Problem: Find each line that has the string "Difference" and give the total, with nothing else.

Data:
- - - - - - -
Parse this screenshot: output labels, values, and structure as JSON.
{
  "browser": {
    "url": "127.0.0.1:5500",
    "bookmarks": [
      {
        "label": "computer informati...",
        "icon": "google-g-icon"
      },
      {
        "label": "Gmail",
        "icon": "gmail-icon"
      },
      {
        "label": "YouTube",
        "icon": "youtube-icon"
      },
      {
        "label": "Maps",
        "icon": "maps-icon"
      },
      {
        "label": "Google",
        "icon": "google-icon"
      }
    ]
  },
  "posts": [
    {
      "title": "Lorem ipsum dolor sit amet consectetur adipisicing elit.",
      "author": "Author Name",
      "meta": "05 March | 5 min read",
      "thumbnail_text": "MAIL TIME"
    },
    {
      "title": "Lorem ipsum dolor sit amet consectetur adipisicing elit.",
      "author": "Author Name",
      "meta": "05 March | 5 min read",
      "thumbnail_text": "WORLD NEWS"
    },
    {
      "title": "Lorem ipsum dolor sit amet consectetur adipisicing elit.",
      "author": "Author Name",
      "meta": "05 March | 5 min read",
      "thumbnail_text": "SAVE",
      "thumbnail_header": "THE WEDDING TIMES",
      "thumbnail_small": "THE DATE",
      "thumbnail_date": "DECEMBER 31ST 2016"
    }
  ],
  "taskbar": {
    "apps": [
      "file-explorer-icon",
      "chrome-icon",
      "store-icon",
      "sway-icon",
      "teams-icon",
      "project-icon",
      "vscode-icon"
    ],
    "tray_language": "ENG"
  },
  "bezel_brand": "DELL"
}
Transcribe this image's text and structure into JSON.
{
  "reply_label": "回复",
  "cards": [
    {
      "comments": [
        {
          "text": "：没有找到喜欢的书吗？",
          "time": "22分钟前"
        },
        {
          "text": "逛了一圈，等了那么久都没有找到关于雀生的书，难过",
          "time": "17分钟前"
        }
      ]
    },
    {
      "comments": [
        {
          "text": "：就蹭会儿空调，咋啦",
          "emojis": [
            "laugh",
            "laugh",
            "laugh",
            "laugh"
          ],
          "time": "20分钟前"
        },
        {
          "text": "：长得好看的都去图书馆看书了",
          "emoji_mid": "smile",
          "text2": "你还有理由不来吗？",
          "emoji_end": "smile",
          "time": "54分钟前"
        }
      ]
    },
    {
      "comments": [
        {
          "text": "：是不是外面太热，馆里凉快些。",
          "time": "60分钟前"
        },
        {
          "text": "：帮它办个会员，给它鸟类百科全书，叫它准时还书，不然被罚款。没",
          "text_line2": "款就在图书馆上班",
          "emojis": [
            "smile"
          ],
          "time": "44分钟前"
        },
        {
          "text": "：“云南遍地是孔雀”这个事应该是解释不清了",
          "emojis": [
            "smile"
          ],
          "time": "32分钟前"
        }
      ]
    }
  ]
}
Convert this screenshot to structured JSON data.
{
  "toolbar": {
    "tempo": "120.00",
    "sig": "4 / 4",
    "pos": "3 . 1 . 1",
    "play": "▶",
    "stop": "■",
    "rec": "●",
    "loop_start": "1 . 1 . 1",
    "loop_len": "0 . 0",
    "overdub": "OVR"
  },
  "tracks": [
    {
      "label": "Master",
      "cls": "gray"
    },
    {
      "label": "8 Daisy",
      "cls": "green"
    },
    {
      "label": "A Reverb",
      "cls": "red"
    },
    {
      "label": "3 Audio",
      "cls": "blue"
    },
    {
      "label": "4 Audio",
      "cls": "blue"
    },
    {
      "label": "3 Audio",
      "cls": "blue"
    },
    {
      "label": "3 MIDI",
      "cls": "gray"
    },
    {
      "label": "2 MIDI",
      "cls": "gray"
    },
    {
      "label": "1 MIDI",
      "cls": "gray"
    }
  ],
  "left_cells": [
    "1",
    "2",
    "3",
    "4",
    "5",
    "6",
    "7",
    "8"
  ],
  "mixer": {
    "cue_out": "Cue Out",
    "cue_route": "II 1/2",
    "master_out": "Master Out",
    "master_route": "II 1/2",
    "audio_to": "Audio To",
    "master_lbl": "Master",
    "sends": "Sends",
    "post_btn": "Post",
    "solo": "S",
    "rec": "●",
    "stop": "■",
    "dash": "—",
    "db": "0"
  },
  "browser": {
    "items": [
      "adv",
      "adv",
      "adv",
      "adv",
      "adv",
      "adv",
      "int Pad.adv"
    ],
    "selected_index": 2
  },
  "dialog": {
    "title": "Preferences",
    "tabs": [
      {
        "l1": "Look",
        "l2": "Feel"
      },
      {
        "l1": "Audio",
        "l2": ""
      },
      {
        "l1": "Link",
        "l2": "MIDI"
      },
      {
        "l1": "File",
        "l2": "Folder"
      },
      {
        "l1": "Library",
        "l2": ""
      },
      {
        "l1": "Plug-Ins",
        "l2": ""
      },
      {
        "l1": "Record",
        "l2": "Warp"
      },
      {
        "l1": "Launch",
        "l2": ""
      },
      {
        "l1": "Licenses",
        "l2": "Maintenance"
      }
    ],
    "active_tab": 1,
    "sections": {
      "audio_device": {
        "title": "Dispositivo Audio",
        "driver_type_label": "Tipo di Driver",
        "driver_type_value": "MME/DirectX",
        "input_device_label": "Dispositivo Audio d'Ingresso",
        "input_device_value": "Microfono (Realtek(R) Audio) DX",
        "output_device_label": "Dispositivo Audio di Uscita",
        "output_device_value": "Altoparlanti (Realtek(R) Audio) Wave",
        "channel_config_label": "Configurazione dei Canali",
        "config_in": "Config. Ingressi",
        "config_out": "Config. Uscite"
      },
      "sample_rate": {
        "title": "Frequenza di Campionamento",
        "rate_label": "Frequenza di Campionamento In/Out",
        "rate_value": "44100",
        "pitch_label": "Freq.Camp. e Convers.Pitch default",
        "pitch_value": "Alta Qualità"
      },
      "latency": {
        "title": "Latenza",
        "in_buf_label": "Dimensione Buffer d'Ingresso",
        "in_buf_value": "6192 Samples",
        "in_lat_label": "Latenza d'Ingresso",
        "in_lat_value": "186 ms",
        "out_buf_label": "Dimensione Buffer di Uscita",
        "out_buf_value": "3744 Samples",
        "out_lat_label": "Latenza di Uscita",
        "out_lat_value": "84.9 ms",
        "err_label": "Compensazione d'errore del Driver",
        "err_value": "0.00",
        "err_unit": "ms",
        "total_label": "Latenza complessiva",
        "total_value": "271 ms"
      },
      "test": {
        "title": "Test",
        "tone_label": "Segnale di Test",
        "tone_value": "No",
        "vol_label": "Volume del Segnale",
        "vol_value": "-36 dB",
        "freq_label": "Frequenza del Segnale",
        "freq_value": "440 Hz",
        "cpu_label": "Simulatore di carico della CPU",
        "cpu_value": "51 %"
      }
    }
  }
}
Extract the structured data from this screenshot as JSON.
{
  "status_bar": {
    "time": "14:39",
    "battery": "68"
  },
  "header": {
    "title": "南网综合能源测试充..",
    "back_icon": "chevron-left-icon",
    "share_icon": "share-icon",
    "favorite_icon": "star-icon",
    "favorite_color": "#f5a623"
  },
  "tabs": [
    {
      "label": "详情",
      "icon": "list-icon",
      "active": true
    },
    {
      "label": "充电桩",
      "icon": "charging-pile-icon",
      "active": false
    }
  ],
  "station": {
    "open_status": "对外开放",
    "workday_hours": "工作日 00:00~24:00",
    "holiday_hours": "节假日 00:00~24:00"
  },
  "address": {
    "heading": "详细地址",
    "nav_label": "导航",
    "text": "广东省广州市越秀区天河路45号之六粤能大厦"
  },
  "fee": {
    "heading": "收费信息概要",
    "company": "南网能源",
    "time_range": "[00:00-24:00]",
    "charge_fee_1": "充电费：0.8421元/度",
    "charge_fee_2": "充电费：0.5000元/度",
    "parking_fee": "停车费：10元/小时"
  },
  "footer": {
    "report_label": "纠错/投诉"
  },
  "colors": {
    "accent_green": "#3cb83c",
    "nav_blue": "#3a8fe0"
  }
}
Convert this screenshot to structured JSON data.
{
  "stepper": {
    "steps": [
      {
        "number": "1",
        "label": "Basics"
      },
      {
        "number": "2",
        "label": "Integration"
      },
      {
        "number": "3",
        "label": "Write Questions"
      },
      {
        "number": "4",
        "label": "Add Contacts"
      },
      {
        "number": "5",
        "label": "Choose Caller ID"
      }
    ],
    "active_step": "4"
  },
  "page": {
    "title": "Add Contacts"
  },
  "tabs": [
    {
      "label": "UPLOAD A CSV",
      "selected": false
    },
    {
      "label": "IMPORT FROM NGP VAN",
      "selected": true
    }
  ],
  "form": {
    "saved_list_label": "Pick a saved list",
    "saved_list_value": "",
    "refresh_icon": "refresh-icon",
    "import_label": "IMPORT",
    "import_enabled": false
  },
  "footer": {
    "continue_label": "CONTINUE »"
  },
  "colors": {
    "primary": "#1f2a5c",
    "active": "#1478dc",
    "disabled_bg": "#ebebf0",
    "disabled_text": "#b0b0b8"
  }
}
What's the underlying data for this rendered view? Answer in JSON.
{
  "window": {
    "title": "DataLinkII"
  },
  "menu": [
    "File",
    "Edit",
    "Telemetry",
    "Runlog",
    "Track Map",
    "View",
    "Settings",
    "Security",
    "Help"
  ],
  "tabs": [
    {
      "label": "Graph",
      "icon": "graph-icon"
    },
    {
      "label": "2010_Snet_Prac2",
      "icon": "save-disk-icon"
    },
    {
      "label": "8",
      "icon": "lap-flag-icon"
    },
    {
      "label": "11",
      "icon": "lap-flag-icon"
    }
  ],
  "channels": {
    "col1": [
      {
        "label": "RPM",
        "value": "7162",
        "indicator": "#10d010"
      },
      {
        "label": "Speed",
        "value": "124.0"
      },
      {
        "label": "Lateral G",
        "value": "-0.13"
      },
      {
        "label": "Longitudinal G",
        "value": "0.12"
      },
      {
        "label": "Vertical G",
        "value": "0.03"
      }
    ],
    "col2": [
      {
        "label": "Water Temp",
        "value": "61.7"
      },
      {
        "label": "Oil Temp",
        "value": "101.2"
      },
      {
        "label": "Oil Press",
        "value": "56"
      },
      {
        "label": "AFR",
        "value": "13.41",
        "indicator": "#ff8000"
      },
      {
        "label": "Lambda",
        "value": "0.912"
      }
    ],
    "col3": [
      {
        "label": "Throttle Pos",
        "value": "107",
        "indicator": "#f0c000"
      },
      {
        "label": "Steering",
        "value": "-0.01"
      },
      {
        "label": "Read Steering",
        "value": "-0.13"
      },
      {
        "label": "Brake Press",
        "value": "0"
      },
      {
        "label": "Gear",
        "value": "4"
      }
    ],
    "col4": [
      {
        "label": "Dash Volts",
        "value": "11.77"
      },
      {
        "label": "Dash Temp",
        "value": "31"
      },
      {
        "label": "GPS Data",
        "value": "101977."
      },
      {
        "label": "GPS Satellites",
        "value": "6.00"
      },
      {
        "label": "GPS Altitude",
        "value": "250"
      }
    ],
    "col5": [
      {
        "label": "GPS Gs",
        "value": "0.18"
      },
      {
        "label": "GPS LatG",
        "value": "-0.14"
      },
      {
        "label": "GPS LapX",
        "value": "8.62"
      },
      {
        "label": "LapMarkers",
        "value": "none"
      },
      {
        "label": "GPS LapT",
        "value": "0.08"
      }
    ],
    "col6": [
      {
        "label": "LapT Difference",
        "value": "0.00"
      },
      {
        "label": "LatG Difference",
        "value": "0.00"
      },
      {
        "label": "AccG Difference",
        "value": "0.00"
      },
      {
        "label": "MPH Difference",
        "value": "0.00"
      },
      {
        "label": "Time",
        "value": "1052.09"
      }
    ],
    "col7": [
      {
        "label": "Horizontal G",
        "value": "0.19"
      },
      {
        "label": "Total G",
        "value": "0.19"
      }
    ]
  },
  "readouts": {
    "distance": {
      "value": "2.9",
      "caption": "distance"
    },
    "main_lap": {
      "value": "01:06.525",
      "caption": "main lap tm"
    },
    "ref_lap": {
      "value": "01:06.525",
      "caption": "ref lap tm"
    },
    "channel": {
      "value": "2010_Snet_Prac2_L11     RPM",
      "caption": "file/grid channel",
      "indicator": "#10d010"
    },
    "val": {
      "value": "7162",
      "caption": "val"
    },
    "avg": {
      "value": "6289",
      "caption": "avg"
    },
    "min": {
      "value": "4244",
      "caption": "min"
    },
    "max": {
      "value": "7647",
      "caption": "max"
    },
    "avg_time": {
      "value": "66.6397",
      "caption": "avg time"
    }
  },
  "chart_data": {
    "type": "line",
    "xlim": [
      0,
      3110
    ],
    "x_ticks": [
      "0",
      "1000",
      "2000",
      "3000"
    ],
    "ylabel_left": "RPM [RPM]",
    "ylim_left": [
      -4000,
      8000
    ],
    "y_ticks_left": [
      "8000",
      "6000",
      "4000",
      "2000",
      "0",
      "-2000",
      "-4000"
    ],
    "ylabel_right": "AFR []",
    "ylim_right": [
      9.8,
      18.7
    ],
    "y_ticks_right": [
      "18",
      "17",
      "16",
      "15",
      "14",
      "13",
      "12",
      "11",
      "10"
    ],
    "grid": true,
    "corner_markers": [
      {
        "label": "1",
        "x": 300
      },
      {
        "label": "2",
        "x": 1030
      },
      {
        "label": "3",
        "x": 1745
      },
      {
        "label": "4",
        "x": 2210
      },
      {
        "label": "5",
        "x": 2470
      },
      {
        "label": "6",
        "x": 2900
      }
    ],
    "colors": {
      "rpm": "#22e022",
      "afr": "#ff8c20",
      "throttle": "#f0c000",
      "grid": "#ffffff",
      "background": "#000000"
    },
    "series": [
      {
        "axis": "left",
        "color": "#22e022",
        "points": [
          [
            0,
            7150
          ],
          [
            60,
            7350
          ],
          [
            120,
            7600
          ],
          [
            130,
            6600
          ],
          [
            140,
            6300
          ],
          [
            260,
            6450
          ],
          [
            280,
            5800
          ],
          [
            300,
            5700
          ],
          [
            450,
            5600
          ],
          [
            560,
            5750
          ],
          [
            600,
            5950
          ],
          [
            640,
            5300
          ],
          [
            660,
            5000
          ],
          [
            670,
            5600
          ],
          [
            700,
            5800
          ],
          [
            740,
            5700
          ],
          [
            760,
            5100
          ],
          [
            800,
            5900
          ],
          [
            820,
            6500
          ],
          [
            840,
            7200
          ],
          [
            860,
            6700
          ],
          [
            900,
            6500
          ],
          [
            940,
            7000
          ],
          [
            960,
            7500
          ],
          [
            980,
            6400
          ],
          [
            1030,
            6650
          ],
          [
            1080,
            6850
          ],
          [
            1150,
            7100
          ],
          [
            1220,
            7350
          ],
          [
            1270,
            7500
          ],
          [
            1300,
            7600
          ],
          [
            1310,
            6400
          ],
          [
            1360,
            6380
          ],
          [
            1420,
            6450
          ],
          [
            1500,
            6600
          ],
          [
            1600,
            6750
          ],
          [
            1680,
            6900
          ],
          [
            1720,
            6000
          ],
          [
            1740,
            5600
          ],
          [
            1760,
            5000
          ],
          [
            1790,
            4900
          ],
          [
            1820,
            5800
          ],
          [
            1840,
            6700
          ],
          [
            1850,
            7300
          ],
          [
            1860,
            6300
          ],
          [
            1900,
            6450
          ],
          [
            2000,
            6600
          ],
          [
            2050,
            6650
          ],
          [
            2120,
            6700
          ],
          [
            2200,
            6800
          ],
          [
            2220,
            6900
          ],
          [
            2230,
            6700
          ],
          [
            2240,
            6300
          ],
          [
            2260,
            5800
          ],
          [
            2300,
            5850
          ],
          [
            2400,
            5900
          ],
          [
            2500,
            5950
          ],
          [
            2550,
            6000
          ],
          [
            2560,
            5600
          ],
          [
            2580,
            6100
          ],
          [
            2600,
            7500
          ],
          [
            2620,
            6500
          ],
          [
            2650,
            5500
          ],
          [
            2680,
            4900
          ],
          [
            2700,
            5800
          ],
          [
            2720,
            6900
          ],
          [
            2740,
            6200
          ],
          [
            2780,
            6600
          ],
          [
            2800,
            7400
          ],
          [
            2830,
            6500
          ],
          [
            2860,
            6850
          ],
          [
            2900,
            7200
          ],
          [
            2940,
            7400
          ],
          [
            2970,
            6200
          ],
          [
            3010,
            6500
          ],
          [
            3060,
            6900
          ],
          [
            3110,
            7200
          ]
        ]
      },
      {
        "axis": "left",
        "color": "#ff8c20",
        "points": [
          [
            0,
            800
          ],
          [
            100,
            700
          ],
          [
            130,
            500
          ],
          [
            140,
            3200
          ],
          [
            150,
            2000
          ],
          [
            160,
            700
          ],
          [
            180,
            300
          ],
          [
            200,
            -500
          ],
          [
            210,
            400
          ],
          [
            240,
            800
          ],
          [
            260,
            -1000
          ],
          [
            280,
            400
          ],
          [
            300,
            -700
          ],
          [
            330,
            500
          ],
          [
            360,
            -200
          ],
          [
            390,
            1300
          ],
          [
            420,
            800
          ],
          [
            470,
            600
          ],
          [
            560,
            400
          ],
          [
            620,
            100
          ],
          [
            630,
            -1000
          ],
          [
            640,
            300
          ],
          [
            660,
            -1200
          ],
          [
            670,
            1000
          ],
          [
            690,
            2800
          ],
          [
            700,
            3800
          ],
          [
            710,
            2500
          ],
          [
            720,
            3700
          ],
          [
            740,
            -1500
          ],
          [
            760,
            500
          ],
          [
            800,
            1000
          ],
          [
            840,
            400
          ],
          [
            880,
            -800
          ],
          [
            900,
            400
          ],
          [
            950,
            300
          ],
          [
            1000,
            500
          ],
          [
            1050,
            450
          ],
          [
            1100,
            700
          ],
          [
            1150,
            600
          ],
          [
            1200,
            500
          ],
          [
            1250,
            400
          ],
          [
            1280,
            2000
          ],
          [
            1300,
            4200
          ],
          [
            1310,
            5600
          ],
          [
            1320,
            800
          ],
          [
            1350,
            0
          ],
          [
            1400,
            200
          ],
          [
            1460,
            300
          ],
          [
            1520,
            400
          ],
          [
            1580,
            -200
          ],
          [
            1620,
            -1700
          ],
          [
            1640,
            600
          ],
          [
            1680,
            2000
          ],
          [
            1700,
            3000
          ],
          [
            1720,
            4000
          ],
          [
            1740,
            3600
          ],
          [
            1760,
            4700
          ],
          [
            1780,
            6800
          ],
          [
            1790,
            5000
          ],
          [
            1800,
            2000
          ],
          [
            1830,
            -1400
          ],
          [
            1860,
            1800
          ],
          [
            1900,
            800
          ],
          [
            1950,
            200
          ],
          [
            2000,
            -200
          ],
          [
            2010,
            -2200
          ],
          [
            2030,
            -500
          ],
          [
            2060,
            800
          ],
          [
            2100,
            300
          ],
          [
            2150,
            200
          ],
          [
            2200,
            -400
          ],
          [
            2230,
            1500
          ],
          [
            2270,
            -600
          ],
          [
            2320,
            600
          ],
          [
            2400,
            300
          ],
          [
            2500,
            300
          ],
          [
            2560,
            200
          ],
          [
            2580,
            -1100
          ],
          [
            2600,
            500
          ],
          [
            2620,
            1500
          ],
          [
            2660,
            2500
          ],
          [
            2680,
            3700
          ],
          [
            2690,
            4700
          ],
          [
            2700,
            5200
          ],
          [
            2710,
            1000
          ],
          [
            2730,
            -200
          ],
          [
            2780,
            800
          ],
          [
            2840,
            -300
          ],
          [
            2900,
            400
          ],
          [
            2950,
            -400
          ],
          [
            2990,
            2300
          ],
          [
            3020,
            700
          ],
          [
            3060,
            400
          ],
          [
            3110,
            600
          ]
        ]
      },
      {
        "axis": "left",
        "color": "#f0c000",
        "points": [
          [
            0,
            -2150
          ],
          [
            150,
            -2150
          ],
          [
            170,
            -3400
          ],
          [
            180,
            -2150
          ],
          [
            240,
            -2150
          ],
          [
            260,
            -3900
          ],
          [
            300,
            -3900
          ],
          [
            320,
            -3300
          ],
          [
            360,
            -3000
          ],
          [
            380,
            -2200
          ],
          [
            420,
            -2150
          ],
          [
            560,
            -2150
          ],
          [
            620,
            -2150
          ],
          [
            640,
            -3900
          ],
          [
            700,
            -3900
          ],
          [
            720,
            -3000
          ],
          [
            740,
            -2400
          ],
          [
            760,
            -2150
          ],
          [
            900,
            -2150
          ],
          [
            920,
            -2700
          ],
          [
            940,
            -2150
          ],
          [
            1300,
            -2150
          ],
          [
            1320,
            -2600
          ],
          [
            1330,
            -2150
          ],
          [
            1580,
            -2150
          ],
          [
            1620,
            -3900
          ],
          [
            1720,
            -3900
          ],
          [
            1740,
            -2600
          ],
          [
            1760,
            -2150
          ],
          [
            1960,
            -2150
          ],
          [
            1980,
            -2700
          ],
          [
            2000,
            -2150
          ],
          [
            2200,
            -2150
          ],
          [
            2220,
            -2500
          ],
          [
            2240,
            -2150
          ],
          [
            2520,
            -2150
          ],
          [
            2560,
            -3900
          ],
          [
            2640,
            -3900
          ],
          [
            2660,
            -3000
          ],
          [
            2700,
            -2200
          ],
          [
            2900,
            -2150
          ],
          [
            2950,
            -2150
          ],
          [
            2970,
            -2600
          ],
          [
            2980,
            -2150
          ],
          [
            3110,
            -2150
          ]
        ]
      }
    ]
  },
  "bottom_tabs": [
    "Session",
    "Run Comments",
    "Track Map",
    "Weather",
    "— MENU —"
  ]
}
- - - - - - -
Written response: 4